**What is asked**. Print all entries precisely as they are written.

**Entries**.
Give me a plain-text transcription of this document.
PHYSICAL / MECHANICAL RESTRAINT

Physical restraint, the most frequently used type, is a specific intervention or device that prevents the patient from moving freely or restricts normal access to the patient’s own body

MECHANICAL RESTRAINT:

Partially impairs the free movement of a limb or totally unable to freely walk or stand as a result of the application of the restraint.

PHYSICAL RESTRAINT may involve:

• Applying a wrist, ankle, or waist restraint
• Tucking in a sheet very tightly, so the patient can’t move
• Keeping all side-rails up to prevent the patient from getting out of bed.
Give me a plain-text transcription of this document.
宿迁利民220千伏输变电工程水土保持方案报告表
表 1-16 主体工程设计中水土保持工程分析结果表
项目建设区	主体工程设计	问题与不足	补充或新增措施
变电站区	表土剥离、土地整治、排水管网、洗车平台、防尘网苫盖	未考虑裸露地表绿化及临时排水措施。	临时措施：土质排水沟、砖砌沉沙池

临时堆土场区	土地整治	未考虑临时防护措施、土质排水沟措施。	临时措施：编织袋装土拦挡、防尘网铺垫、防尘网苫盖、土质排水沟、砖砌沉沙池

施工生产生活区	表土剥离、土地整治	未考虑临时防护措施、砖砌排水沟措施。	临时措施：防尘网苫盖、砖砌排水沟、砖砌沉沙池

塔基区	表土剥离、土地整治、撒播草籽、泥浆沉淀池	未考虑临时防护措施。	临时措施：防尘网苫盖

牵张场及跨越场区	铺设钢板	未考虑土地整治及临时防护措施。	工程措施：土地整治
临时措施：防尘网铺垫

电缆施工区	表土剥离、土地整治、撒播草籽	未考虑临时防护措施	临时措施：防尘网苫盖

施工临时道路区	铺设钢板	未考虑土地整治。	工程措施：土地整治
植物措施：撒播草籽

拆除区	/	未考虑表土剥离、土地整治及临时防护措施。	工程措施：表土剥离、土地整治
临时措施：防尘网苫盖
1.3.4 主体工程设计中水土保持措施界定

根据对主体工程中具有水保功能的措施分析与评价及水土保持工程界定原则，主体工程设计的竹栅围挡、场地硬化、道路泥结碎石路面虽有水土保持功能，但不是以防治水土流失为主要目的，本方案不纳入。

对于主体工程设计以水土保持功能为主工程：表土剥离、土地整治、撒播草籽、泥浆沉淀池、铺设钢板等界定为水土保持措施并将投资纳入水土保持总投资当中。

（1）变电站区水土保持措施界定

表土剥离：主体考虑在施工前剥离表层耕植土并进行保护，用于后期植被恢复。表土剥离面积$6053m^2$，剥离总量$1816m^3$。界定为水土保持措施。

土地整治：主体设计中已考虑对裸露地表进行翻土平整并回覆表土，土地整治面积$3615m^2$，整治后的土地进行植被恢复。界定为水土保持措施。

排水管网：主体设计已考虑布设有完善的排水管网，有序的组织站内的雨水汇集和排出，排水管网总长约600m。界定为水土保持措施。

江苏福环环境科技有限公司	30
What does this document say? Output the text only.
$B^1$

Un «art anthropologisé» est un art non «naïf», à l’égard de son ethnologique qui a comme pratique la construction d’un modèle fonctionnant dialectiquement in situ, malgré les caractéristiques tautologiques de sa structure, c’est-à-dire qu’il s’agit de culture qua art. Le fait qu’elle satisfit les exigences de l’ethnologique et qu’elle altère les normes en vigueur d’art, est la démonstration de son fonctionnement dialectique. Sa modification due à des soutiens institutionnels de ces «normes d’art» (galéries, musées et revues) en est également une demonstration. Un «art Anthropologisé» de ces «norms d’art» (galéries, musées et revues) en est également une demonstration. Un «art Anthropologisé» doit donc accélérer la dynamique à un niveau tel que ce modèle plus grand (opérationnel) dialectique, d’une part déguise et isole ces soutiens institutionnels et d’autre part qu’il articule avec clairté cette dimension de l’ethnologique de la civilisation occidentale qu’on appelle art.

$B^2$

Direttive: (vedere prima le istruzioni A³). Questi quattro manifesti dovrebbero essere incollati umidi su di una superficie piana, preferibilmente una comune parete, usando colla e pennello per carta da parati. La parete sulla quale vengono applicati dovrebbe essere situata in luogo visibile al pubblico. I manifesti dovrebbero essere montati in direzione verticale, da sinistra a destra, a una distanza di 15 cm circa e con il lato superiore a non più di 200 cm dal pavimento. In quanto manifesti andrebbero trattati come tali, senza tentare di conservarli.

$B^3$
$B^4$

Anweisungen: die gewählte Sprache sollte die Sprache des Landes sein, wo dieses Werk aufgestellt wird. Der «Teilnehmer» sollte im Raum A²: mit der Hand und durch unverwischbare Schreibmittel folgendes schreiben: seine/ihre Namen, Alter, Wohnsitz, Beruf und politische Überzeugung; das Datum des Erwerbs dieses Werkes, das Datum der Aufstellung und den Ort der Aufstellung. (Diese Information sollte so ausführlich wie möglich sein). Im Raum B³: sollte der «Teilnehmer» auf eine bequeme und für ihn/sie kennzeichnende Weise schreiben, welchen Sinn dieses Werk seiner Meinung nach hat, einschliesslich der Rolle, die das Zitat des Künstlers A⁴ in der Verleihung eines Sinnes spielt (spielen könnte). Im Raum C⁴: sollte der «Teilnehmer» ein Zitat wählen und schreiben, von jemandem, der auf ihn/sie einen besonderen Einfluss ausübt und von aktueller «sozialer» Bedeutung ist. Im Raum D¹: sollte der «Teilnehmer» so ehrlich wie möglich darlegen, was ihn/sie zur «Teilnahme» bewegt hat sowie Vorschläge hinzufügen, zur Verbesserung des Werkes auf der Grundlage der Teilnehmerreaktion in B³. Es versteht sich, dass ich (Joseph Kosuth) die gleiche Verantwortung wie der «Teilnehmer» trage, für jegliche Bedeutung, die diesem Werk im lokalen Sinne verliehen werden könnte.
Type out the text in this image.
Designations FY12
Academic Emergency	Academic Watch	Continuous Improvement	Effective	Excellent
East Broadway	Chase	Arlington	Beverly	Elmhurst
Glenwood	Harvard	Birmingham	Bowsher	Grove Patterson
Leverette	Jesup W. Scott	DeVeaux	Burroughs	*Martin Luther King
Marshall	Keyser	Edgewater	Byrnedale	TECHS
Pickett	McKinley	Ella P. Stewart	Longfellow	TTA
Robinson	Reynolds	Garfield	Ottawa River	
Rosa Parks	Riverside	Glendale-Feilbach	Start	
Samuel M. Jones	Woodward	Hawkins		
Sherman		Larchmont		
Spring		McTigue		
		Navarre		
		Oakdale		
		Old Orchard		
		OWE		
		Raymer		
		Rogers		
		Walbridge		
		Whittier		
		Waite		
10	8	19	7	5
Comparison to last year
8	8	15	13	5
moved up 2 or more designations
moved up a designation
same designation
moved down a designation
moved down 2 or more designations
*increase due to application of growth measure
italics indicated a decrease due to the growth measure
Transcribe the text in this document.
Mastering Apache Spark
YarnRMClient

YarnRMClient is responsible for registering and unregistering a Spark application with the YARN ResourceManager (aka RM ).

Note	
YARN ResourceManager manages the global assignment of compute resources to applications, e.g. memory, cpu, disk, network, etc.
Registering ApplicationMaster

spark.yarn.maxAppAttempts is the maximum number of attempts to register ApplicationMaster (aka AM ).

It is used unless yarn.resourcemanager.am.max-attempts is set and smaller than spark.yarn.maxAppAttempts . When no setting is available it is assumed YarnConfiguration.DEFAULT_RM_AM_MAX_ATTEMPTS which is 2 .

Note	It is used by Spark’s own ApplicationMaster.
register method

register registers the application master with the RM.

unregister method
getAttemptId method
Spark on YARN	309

**Written reply**.
Give me a plain-text transcription of this document.
PHYSICAL / MECHANICAL RESTRAINT

Physical restraint, the most frequently used type, is a specific intervention or device that prevents the patient from moving freely or restricts normal access to the patient’s own body

MECHANICAL RESTRAINT:

Partially impairs the free movement of a limb or totally unable to freely walk or stand as a result of the application of the restraint.

PHYSICAL RESTRAINT may involve:

• Applying a wrist, ankle, or waist restraint
• Tucking in a sheet very tightly, so the patient can’t move
• Keeping all side-rails up to prevent the patient from getting out of bed.
Give me a plain-text transcription of this document.
宿迁利民220千伏输变电工程水土保持方案报告表
表 1-16 主体工程设计中水土保持工程分析结果表
项目建设区	主体工程设计	问题与不足	补充或新增措施
变电站区	表土剥离、土地整治、排水管网、洗车平台、防尘网苫盖	未考虑裸露地表绿化及临时排水措施。	临时措施：土质排水沟、砖砌沉沙池

临时堆土场区	土地整治	未考虑临时防护措施、土质排水沟措施。	临时措施：编织袋装土拦挡、防尘网铺垫、防尘网苫盖、土质排水沟、砖砌沉沙池

施工生产生活区	表土剥离、土地整治	未考虑临时防护措施、砖砌排水沟措施。	临时措施：防尘网苫盖、砖砌排水沟、砖砌沉沙池

塔基区	表土剥离、土地整治、撒播草籽、泥浆沉淀池	未考虑临时防护措施。	临时措施：防尘网苫盖

牵张场及跨越场区	铺设钢板	未考虑土地整治及临时防护措施。	工程措施：土地整治
临时措施：防尘网铺垫

电缆施工区	表土剥离、土地整治、撒播草籽	未考虑临时防护措施	临时措施：防尘网苫盖

施工临时道路区	铺设钢板	未考虑土地整治。	工程措施：土地整治
植物措施：撒播草籽

拆除区	/	未考虑表土剥离、土地整治及临时防护措施。	工程措施：表土剥离、土地整治
临时措施：防尘网苫盖
1.3.4 主体工程设计中水土保持措施界定

根据对主体工程中具有水保功能的措施分析与评价及水土保持工程界定原则，主体工程设计的竹栅围挡、场地硬化、道路泥结碎石路面虽有水土保持功能，但不是以防治水土流失为主要目的，本方案不纳入。

对于主体工程设计以水土保持功能为主工程：表土剥离、土地整治、撒播草籽、泥浆沉淀池、铺设钢板等界定为水土保持措施并将投资纳入水土保持总投资当中。

（1）变电站区水土保持措施界定

表土剥离：主体考虑在施工前剥离表层耕植土并进行保护，用于后期植被恢复。表土剥离面积$6053m^2$，剥离总量$1816m^3$。界定为水土保持措施。

土地整治：主体设计中已考虑对裸露地表进行翻土平整并回覆表土，土地整治面积$3615m^2$，整治后的土地进行植被恢复。界定为水土保持措施。

排水管网：主体设计已考虑布设有完善的排水管网，有序的组织站内的雨水汇集和排出，排水管网总长约600m。界定为水土保持措施。

江苏福环环境科技有限公司	30
What does this document say? Output the text only.
$B^1$

Un «art anthropologisé» est un art non «naïf», à l’égard de son ethnologique qui a comme pratique la construction d’un modèle fonctionnant dialectiquement in situ, malgré les caractéristiques tautologiques de sa structure, c’est-à-dire qu’il s’agit de culture qua art. Le fait qu’elle satisfit les exigences de l’ethnologique et qu’elle altère les normes en vigueur d’art, est la démonstration de son fonctionnement dialectique. Sa modification due à des soutiens institutionnels de ces «normes d’art» (galéries, musées et revues) en est également une demonstration. Un «art Anthropologisé» de ces «norms d’art» (galéries, musées et revues) en est également une demonstration. Un «art Anthropologisé» doit donc accélérer la dynamique à un niveau tel que ce modèle plus grand (opérationnel) dialectique, d’une part déguise et isole ces soutiens institutionnels et d’autre part qu’il articule avec clairté cette dimension de l’ethnologique de la civilisation occidentale qu’on appelle art.

$B^2$

Direttive: (vedere prima le istruzioni A³). Questi quattro manifesti dovrebbero essere incollati umidi su di una superficie piana, preferibilmente una comune parete, usando colla e pennello per carta da parati. La parete sulla quale vengono applicati dovrebbe essere situata in luogo visibile al pubblico. I manifesti dovrebbero essere montati in direzione verticale, da sinistra a destra, a una distanza di 15 cm circa e con il lato superiore a non più di 200 cm dal pavimento. In quanto manifesti andrebbero trattati come tali, senza tentare di conservarli.

$B^3$
$B^4$

Anweisungen: die gewählte Sprache sollte die Sprache des Landes sein, wo dieses Werk aufgestellt wird. Der «Teilnehmer» sollte im Raum A²: mit der Hand und durch unverwischbare Schreibmittel folgendes schreiben: seine/ihre Namen, Alter, Wohnsitz, Beruf und politische Überzeugung; das Datum des Erwerbs dieses Werkes, das Datum der Aufstellung und den Ort der Aufstellung. (Diese Information sollte so ausführlich wie möglich sein). Im Raum B³: sollte der «Teilnehmer» auf eine bequeme und für ihn/sie kennzeichnende Weise schreiben, welchen Sinn dieses Werk seiner Meinung nach hat, einschliesslich der Rolle, die das Zitat des Künstlers A⁴ in der Verleihung eines Sinnes spielt (spielen könnte). Im Raum C⁴: sollte der «Teilnehmer» ein Zitat wählen und schreiben, von jemandem, der auf ihn/sie einen besonderen Einfluss ausübt und von aktueller «sozialer» Bedeutung ist. Im Raum D¹: sollte der «Teilnehmer» so ehrlich wie möglich darlegen, was ihn/sie zur «Teilnahme» bewegt hat sowie Vorschläge hinzufügen, zur Verbesserung des Werkes auf der Grundlage der Teilnehmerreaktion in B³. Es versteht sich, dass ich (Joseph Kosuth) die gleiche Verantwortung wie der «Teilnehmer» trage, für jegliche Bedeutung, die diesem Werk im lokalen Sinne verliehen werden könnte.
Type out the text in this image.
Designations FY12
Academic Emergency	Academic Watch	Continuous Improvement	Effective	Excellent
East Broadway	Chase	Arlington	Beverly	Elmhurst
Glenwood	Harvard	Birmingham	Bowsher	Grove Patterson
Leverette	Jesup W. Scott	DeVeaux	Burroughs	*Martin Luther King
Marshall	Keyser	Edgewater	Byrnedale	TECHS
Pickett	McKinley	Ella P. Stewart	Longfellow	TTA
Robinson	Reynolds	Garfield	Ottawa River	
Rosa Parks	Riverside	Glendale-Feilbach	Start	
Samuel M. Jones	Woodward	Hawkins		
Sherman		Larchmont		
Spring		McTigue		
		Navarre		
		Oakdale		
		Old Orchard		
		OWE		
		Raymer		
		Rogers		
		Walbridge		
		Whittier		
		Waite		
10	8	19	7	5
Comparison to last year
8	8	15	13	5
moved up 2 or more designations
moved up a designation
same designation
moved down a designation
moved down 2 or more designations
*increase due to application of growth measure
italics indicated a decrease due to the growth measure
Transcribe the text in this document.
Mastering Apache Spark
YarnRMClient

YarnRMClient is responsible for registering and unregistering a Spark application with the YARN ResourceManager (aka RM ).

Note	
YARN ResourceManager manages the global assignment of compute resources to applications, e.g. memory, cpu, disk, network, etc.
Registering ApplicationMaster

spark.yarn.maxAppAttempts is the maximum number of attempts to register ApplicationMaster (aka AM ).

It is used unless yarn.resourcemanager.am.max-attempts is set and smaller than spark.yarn.maxAppAttempts . When no setting is available it is assumed YarnConfiguration.DEFAULT_RM_AM_MAX_ATTEMPTS which is 2 .

Note	It is used by Spark’s own ApplicationMaster.
register method

register registers the application master with the RM.

unregister method
getAttemptId method
Spark on YARN	309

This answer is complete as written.